**DIRECTIONS**: Gather each line in the entries that includes the string "amount".

**RECORDS SUPPLIED**:
------------------------------
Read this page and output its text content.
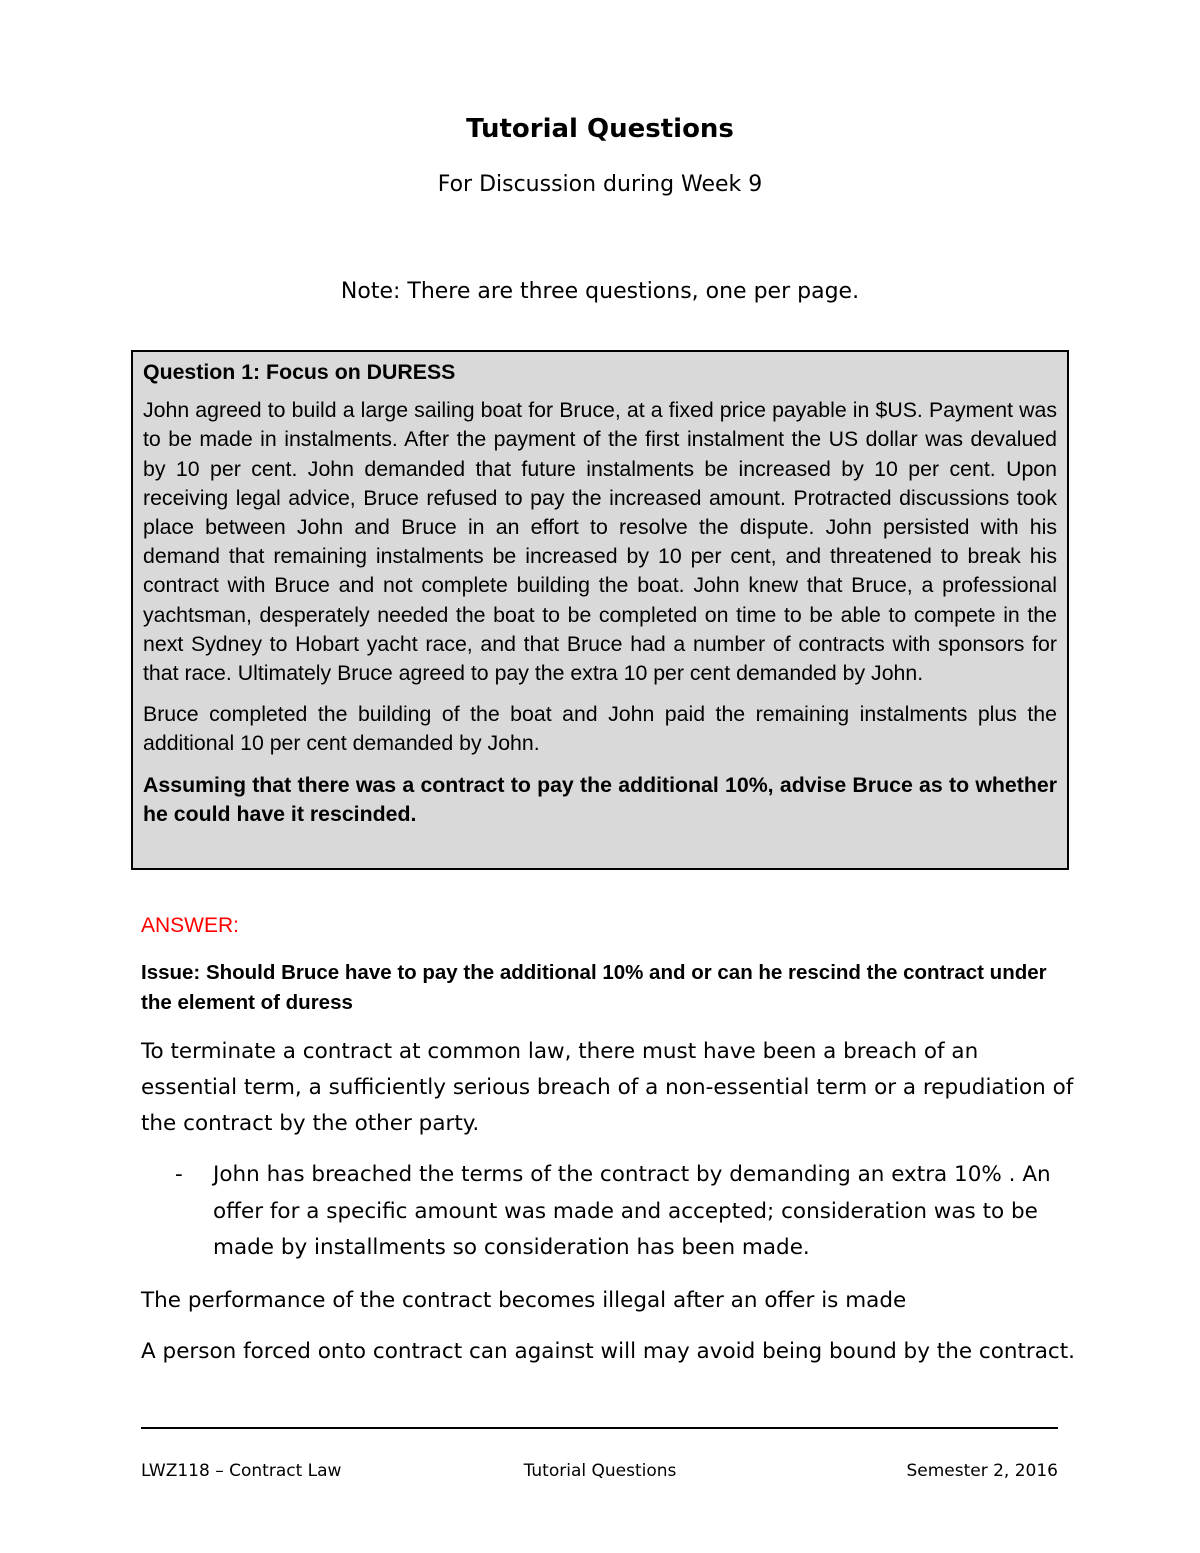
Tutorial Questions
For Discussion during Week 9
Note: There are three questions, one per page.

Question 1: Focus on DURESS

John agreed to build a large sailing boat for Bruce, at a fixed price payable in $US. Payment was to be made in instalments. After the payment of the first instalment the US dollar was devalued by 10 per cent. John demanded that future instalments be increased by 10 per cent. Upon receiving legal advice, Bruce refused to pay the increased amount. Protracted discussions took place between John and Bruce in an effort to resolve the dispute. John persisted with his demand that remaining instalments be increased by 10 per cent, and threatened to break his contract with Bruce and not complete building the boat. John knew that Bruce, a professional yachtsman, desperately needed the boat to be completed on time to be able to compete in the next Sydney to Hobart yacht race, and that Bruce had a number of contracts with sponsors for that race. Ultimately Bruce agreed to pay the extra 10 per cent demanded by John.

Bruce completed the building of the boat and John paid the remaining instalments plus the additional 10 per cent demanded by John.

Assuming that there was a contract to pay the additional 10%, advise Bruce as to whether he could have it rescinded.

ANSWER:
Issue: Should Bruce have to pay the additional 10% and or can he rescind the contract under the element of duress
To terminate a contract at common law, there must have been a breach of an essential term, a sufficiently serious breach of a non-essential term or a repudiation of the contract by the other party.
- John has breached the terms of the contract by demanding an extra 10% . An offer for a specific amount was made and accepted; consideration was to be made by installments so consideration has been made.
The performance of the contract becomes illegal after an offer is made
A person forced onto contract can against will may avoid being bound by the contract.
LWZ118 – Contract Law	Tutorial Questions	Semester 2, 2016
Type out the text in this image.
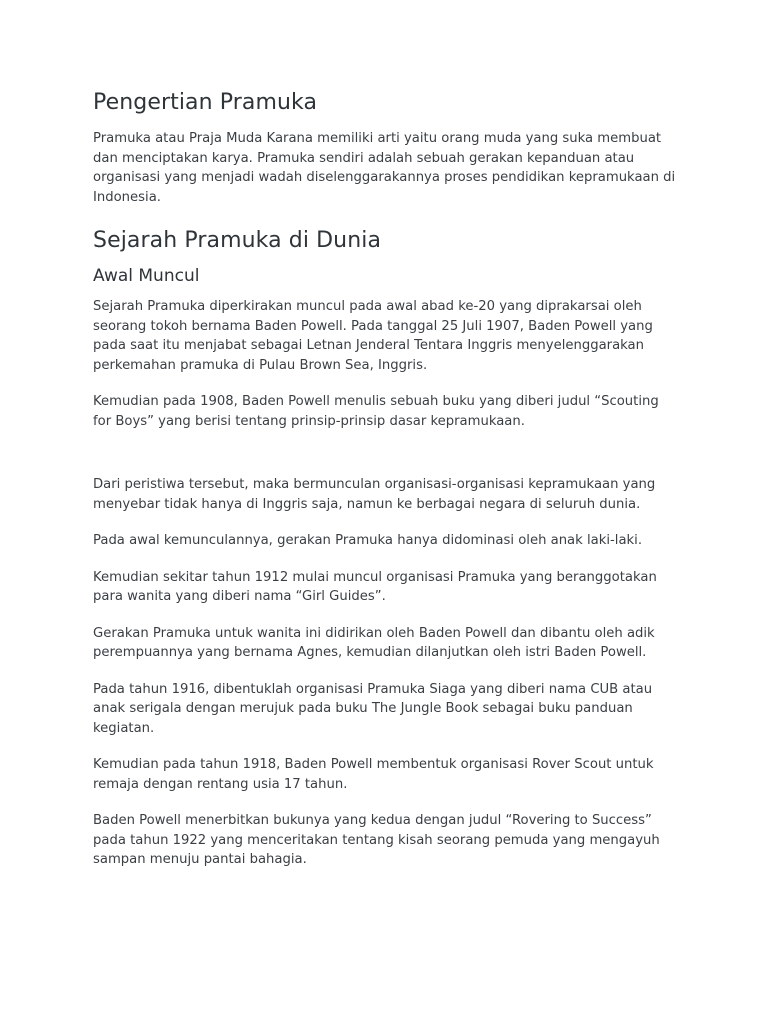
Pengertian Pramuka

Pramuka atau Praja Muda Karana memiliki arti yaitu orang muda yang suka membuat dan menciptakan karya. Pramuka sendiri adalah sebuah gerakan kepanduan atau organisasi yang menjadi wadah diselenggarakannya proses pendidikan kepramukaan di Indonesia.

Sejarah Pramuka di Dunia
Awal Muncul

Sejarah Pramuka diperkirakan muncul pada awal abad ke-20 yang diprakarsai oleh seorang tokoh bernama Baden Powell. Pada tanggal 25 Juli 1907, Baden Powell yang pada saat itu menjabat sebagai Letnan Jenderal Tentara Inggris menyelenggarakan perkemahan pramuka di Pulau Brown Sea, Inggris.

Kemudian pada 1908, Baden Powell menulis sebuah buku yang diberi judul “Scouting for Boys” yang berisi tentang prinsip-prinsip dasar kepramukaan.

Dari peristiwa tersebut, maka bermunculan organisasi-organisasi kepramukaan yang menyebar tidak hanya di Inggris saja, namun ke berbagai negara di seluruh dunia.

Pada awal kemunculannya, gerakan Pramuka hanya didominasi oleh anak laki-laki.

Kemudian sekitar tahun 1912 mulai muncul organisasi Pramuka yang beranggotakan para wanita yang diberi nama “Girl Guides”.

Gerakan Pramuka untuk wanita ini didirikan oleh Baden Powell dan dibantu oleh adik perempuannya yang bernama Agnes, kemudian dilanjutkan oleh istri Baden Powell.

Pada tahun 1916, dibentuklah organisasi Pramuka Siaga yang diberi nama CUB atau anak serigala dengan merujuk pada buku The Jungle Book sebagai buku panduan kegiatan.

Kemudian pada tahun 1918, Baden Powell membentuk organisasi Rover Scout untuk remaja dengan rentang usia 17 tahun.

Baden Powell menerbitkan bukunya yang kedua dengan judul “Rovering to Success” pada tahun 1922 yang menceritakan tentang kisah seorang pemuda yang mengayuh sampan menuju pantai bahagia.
------------------------------
**WRITTEN ANSWER**:
John agreed to build a large sailing boat for Bruce, at a fixed price payable in $US. Payment was to be made in instalments. After the payment of the first instalment the US dollar was devalued by 10 per cent. John demanded that future instalments be increased by 10 per cent. Upon receiving legal advice, Bruce refused to pay the increased amount. Protracted discussions took place between John and Bruce in an effort to resolve the dispute. John persisted with his demand that remaining instalments be increased by 10 per cent, and threatened to break his contract with Bruce and not complete building the boat. John knew that Bruce, a professional yachtsman, desperately needed the boat to be completed on time to be able to compete in the next Sydney to Hobart yacht race, and that Bruce had a number of contracts with sponsors for that race. Ultimately Bruce agreed to pay the extra 10 per cent demanded by John.
- John has breached the terms of the contract by demanding an extra 10% . An offer for a specific amount was made and accepted; consideration was to be made by installments so consideration has been made.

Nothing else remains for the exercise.